• The request: Below are the records; collect from them each line containing the string "Channel".

-- BEGIN Supplied information --

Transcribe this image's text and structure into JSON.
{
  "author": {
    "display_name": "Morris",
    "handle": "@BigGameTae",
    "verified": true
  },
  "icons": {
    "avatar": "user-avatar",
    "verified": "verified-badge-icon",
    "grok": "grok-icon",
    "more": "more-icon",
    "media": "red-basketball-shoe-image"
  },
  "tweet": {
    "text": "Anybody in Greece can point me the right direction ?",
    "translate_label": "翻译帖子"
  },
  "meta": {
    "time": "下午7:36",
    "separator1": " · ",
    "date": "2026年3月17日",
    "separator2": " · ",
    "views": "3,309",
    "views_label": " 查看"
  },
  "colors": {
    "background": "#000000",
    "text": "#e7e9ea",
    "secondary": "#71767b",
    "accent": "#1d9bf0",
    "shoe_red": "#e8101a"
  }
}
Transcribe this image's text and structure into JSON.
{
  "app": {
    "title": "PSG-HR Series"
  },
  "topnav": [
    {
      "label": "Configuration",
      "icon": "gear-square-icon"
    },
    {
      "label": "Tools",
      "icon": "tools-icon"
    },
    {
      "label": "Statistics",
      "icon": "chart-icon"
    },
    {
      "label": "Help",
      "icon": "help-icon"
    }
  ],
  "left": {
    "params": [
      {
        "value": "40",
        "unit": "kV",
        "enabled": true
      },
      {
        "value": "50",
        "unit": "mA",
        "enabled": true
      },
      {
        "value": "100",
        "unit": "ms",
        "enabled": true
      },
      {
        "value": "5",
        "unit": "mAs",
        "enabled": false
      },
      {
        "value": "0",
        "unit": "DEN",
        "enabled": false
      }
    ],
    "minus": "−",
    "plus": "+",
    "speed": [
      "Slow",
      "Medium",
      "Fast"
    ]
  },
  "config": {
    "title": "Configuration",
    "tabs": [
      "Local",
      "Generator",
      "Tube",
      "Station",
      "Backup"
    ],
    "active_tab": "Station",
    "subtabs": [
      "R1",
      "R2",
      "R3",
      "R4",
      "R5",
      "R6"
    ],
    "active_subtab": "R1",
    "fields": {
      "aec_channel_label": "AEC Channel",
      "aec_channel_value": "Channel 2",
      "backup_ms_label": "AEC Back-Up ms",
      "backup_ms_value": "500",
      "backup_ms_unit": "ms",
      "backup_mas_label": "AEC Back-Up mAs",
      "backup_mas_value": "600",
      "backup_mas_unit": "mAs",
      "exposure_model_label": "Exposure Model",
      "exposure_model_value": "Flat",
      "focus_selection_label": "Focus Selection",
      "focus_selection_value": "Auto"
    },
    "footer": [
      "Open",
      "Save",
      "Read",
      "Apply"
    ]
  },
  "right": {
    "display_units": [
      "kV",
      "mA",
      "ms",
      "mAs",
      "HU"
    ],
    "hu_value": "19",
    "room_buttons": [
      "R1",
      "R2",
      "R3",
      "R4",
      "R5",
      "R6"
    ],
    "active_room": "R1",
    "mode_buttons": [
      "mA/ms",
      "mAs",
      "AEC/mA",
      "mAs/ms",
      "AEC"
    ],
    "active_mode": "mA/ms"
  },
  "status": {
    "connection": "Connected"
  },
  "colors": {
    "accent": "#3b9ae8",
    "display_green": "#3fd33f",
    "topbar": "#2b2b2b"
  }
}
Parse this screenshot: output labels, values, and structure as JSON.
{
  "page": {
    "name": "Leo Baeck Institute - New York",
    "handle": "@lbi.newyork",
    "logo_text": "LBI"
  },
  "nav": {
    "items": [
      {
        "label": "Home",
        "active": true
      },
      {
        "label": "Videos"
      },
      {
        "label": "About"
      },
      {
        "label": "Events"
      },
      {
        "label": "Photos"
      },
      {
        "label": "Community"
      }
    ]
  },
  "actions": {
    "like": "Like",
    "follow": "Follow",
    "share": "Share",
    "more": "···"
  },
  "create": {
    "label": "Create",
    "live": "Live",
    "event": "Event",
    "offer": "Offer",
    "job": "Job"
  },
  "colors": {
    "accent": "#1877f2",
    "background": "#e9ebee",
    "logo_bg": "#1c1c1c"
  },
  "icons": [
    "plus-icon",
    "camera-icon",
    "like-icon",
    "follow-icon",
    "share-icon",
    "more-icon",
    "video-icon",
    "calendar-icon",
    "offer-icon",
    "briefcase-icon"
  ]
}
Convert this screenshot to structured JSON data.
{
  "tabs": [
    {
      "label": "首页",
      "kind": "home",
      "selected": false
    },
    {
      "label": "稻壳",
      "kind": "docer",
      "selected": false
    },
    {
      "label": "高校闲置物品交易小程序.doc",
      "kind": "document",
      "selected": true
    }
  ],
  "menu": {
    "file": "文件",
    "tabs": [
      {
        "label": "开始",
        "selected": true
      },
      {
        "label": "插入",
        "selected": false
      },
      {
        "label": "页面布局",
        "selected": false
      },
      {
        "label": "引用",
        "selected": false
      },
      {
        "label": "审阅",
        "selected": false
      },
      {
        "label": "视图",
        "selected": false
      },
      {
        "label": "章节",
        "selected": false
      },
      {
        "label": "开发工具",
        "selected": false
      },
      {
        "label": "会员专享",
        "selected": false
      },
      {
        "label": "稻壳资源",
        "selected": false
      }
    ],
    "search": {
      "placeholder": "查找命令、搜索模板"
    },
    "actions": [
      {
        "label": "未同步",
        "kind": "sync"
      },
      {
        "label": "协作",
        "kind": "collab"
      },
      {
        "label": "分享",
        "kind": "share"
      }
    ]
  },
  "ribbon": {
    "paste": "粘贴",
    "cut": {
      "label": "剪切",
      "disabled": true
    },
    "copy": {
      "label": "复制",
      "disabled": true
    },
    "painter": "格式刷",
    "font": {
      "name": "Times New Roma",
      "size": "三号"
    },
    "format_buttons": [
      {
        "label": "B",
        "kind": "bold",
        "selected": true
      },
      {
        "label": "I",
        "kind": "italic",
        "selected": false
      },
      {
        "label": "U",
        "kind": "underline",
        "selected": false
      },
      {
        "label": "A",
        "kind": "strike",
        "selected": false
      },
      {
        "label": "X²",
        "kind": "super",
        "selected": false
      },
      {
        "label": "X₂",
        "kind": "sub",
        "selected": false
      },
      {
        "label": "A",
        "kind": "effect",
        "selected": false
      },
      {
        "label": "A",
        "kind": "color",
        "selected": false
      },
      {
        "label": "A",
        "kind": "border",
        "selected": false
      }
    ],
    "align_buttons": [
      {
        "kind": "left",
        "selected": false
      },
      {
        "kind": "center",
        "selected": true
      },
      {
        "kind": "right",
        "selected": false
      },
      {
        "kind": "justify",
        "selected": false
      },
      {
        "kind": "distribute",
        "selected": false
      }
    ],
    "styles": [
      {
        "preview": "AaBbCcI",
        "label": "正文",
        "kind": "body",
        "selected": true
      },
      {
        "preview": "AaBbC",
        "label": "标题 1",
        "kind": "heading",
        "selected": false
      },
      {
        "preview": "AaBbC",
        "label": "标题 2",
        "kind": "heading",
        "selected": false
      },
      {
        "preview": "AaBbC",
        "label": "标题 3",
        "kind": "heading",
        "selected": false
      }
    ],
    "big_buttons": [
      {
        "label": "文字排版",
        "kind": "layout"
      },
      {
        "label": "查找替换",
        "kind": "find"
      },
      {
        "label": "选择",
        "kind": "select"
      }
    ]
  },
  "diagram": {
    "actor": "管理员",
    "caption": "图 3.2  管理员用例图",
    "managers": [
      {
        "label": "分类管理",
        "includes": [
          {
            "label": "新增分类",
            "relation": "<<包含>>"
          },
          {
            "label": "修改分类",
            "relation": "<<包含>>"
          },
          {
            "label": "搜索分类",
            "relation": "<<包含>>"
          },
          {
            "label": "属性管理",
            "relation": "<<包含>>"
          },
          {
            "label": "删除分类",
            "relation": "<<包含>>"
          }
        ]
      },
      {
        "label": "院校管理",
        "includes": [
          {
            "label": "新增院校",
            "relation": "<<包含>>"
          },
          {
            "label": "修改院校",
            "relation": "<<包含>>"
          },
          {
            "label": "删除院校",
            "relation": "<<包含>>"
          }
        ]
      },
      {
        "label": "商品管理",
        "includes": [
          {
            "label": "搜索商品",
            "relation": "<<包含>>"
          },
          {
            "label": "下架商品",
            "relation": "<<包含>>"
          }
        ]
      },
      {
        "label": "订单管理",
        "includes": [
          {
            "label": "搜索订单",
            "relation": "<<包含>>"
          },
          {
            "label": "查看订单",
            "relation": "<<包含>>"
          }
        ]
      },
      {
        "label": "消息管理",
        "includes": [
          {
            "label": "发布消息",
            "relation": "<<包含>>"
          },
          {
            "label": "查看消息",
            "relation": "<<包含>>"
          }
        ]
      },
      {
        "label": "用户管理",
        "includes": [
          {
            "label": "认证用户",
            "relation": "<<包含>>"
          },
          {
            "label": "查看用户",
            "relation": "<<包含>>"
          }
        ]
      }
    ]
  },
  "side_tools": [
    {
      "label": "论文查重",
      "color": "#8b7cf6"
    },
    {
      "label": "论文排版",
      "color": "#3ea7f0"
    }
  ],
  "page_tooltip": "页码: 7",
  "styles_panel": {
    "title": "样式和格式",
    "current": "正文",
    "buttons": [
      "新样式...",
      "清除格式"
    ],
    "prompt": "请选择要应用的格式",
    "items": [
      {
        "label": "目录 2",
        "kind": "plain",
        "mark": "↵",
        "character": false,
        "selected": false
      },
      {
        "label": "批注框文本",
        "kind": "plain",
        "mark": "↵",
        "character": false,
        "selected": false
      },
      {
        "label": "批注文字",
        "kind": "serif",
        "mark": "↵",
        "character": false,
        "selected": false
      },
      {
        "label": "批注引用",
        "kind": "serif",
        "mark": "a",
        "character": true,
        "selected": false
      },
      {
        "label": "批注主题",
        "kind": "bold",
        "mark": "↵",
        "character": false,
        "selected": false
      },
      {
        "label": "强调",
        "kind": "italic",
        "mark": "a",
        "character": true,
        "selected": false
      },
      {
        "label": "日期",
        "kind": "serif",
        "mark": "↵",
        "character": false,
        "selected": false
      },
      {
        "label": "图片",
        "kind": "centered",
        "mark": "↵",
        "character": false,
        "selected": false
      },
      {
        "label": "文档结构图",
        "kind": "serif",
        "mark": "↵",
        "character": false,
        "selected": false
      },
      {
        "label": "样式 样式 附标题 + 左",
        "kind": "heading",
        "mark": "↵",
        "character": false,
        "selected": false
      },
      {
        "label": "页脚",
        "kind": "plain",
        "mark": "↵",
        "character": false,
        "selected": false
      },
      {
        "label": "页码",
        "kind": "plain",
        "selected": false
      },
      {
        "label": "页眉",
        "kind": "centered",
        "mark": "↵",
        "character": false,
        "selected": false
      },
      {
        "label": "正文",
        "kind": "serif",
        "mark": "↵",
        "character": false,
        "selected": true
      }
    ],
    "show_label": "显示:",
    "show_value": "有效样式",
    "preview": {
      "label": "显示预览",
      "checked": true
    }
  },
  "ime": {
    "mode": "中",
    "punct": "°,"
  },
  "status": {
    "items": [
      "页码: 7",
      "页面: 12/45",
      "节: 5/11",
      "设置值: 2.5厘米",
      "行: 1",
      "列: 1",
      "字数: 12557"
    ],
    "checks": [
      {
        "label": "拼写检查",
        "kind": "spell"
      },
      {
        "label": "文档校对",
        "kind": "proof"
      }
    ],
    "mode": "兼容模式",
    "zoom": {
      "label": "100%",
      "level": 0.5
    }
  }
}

-- END Supplied information --

• Result below:
      "aec_channel_label": "AEC Channel",
      "aec_channel_value": "Channel 2",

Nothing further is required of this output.